#### SUPPLIED INFORMATION
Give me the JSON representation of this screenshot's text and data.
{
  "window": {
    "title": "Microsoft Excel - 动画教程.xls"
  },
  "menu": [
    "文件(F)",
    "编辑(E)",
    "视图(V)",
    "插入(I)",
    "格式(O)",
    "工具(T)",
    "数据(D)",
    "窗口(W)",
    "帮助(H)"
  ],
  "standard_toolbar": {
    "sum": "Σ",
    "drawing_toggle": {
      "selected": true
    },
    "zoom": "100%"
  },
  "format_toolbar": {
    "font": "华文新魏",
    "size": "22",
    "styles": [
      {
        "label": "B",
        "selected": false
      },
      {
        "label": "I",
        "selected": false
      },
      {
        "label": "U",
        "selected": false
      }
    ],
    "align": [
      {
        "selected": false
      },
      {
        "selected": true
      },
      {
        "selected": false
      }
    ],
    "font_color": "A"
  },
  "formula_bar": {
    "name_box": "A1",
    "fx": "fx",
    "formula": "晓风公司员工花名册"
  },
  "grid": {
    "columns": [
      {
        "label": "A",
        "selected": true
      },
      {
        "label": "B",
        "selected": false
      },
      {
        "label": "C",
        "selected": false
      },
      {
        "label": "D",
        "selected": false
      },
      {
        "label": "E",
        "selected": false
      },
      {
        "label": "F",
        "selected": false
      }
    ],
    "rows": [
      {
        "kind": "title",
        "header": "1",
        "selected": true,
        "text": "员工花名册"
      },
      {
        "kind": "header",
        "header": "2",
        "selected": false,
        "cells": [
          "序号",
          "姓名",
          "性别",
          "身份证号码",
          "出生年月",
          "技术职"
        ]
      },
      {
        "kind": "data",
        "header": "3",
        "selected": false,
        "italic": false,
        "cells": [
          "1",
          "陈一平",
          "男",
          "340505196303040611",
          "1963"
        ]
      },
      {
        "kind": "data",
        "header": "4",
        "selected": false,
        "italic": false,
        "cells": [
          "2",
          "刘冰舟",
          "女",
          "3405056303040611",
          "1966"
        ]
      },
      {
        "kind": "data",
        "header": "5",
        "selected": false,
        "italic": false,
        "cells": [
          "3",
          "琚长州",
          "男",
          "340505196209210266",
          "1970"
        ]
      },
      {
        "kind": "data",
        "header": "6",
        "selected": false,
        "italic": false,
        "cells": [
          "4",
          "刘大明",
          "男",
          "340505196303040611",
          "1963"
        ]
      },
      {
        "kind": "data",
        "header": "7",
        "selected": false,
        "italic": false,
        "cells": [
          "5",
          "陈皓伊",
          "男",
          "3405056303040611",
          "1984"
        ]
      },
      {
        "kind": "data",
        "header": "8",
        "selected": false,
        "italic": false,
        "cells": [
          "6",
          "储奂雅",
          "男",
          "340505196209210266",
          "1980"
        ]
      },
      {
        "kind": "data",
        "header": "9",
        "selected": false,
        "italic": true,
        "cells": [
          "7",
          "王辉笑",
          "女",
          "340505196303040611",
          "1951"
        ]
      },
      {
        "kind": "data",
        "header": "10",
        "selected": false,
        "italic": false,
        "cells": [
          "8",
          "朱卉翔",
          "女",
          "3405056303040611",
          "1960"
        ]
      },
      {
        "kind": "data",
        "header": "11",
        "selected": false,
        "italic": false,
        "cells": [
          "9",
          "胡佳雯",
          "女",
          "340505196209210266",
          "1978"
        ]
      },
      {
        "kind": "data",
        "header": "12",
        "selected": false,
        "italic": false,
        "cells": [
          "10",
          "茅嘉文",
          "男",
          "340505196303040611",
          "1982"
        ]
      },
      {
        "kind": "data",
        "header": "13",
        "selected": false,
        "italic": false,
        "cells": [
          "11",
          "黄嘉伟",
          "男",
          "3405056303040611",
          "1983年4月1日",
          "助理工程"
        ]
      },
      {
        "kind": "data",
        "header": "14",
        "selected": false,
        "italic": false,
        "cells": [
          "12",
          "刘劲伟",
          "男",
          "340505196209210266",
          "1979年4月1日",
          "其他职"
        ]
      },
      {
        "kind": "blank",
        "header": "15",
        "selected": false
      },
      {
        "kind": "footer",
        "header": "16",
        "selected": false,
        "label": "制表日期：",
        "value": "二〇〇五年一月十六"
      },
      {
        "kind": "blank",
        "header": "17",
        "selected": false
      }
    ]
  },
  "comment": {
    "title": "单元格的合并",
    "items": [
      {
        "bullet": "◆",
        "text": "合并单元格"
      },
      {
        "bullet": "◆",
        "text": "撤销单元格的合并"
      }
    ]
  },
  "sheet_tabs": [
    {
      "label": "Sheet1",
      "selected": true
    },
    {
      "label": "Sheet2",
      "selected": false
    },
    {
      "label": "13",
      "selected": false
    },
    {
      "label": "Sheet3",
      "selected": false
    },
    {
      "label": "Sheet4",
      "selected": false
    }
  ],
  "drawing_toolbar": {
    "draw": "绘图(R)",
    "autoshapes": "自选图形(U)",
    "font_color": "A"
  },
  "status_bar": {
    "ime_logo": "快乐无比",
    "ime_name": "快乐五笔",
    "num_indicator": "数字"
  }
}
########
## WORK TO COMPLETE
In the records above, tally the lines where the word "text" appears, and give the number and nothing else.

## EXERCISE RESPONSE
4